* [EXERCISE INSTRUCTIONS]: The job is to find each line in the entries holding the string "simple" and copy that line.

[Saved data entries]
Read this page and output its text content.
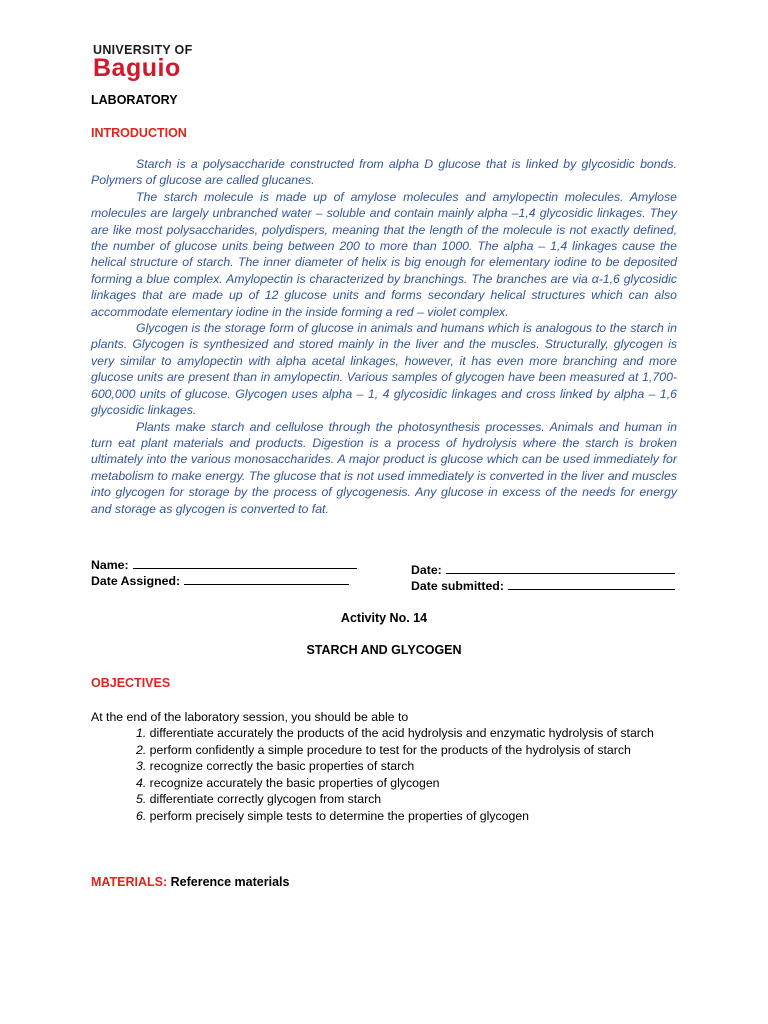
UNIVERSITY OF
Baguio
LABORATORY
INTRODUCTION

Starch is a polysaccharide constructed from alpha D glucose that is linked by glycosidic bonds. Polymers of glucose are called glucanes.

The starch molecule is made up of amylose molecules and amylopectin molecules. Amylose molecules are largely unbranched water – soluble and contain mainly alpha –1,4 glycosidic linkages. They are like most polysaccharides, polydispers, meaning that the length of the molecule is not exactly defined, the number of glucose units being between 200 to more than 1000. The alpha – 1,4 linkages cause the helical structure of starch. The inner diameter of helix is big enough for elementary iodine to be deposited forming a blue complex. Amylopectin is characterized by branchings. The branches are via α-1,6 glycosidic linkages that are made up of 12 glucose units and forms secondary helical structures which can also accommodate elementary iodine in the inside forming a red – violet complex.

Glycogen is the storage form of glucose in animals and humans which is analogous to the starch in plants. Glycogen is synthesized and stored mainly in the liver and the muscles. Structurally, glycogen is very similar to amylopectin with alpha acetal linkages, however, it has even more branching and more glucose units are present than in amylopectin. Various samples of glycogen have been measured at 1,700-600,000 units of glucose. Glycogen uses alpha – 1, 4 glycosidic linkages and cross linked by alpha – 1,6 glycosidic linkages.

Plants make starch and cellulose through the photosynthesis processes. Animals and human in turn eat plant materials and products. Digestion is a process of hydrolysis where the starch is broken ultimately into the various monosaccharides. A major product is glucose which can be used immediately for metabolism to make energy. The glucose that is not used immediately is converted in the liver and muscles into glycogen for storage by the process of glycogenesis. Any glucose in excess of the needs for energy and storage as glycogen is converted to fat.

Name:
Date Assigned:
Date:
Date submitted:
Activity No. 14
STARCH AND GLYCOGEN
OBJECTIVES
At the end of the laboratory session, you should be able to
1. differentiate accurately the products of the acid hydrolysis and enzymatic hydrolysis of starch
2. perform confidently a simple procedure to test for the products of the hydrolysis of starch
3. recognize correctly the basic properties of starch
4. recognize accurately the basic properties of glycogen
5. differentiate correctly glycogen from starch
6. perform precisely simple tests to determine the properties of glycogen
MATERIALS: Reference materials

* [WRITTEN ANSWER]:
2. perform confidently a simple procedure to test for the products of the hydrolysis of starch
6. perform precisely simple tests to determine the properties of glycogen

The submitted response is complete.